**THE REQUEST**
Pull out every line below that contains the word "JSON".

**SUPPLIED MATERIAL**
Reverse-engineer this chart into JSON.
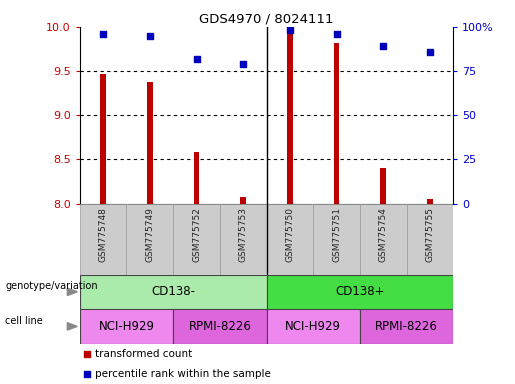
{
  "title": "GDS4970 / 8024111",
  "samples": [
    "GSM775748",
    "GSM775749",
    "GSM775752",
    "GSM775753",
    "GSM775750",
    "GSM775751",
    "GSM775754",
    "GSM775755"
  ],
  "transformed_count": [
    9.47,
    9.38,
    8.58,
    8.07,
    9.93,
    9.82,
    8.4,
    8.05
  ],
  "percentile_rank": [
    96,
    95,
    82,
    79,
    98,
    96,
    89,
    86
  ],
  "ylim_left": [
    8.0,
    10.0
  ],
  "ylim_right": [
    0,
    100
  ],
  "yticks_left": [
    8.0,
    8.5,
    9.0,
    9.5,
    10.0
  ],
  "yticks_right": [
    0,
    25,
    50,
    75,
    100
  ],
  "yticklabels_right": [
    "0",
    "25",
    "50",
    "75",
    "100%"
  ],
  "bar_color": "#bb0000",
  "dot_color": "#0000bb",
  "bar_width": 0.12,
  "genotype_groups": [
    {
      "label": "CD138-",
      "start": 0,
      "end": 4,
      "color": "#aaeaaa"
    },
    {
      "label": "CD138+",
      "start": 4,
      "end": 8,
      "color": "#44dd44"
    }
  ],
  "cell_line_groups": [
    {
      "label": "NCI-H929",
      "start": 0,
      "end": 2,
      "color": "#ee88ee"
    },
    {
      "label": "RPMI-8226",
      "start": 2,
      "end": 4,
      "color": "#dd66dd"
    },
    {
      "label": "NCI-H929",
      "start": 4,
      "end": 6,
      "color": "#ee88ee"
    },
    {
      "label": "RPMI-8226",
      "start": 6,
      "end": 8,
      "color": "#dd66dd"
    }
  ],
  "legend_items": [
    {
      "label": "transformed count",
      "color": "#bb0000",
      "marker": "s"
    },
    {
      "label": "percentile rank within the sample",
      "color": "#0000bb",
      "marker": "s"
    }
  ],
  "tick_label_color": "#222222",
  "left_axis_color": "#cc0000",
  "right_axis_color": "#0000cc",
  "background_color": "#ffffff",
  "hgrid_dotted_at": [
    8.5,
    9.0,
    9.5
  ],
  "xlabel_bg": "#cccccc",
  "xlabel_border": "#999999"
}
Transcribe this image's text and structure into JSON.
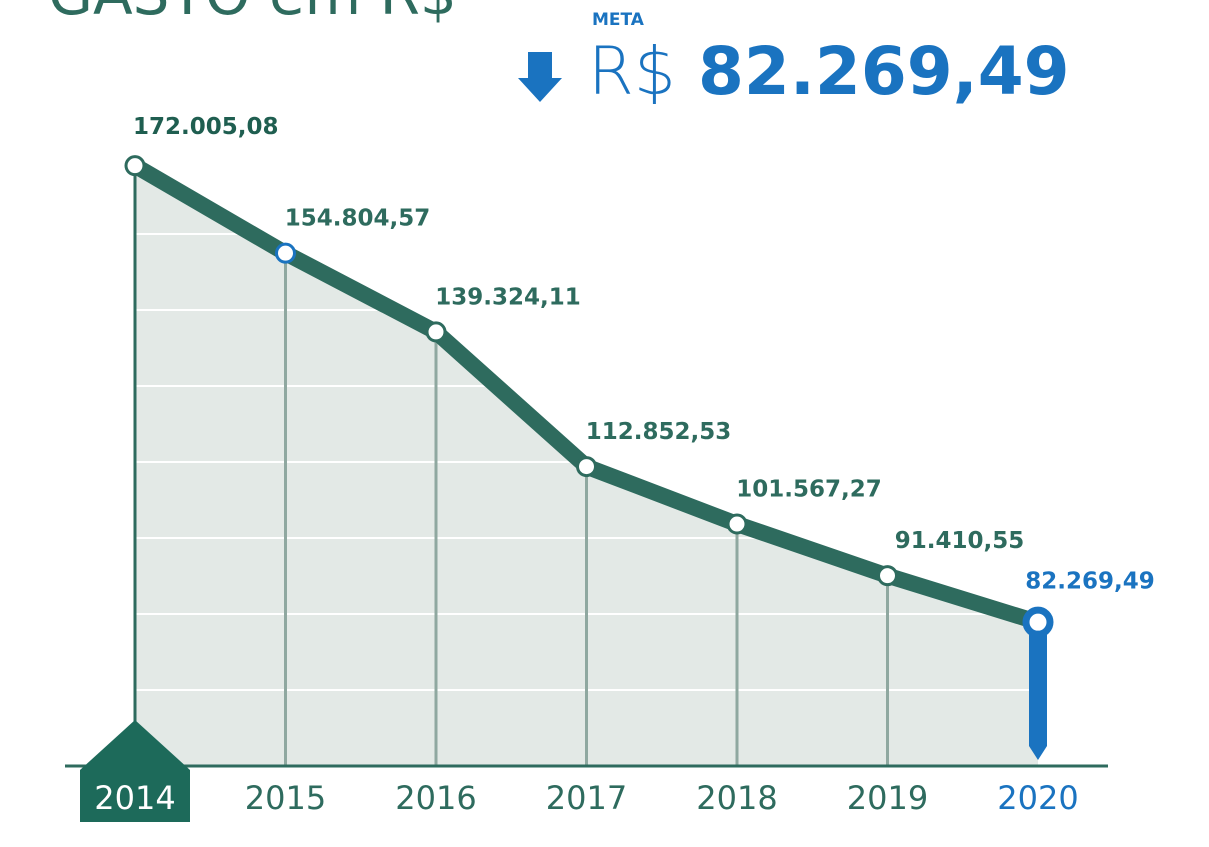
{
  "chart_data": {
    "type": "line",
    "title": "GASTO em R$",
    "annotations": [
      "META",
      "R$",
      "82.269,49"
    ],
    "categories": [
      "2014",
      "2015",
      "2016",
      "2017",
      "2018",
      "2019",
      "2020"
    ],
    "values": [
      172005.08,
      154804.57,
      139324.11,
      112852.53,
      101567.27,
      91410.55,
      82269.49
    ],
    "value_labels": [
      "172.005,08",
      "154.804,57",
      "139.324,11",
      "112.852,53",
      "101.567,27",
      "91.410,55",
      "82.269,49"
    ],
    "color": "#2e6b5e",
    "highlight_color": "#1a73c0",
    "ylim": [
      54000,
      180000
    ]
  }
}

**COMPLETE OUTPUT**
Reverse-engineer this chart into JSON.
Transcribe this image's text and structure into JSON.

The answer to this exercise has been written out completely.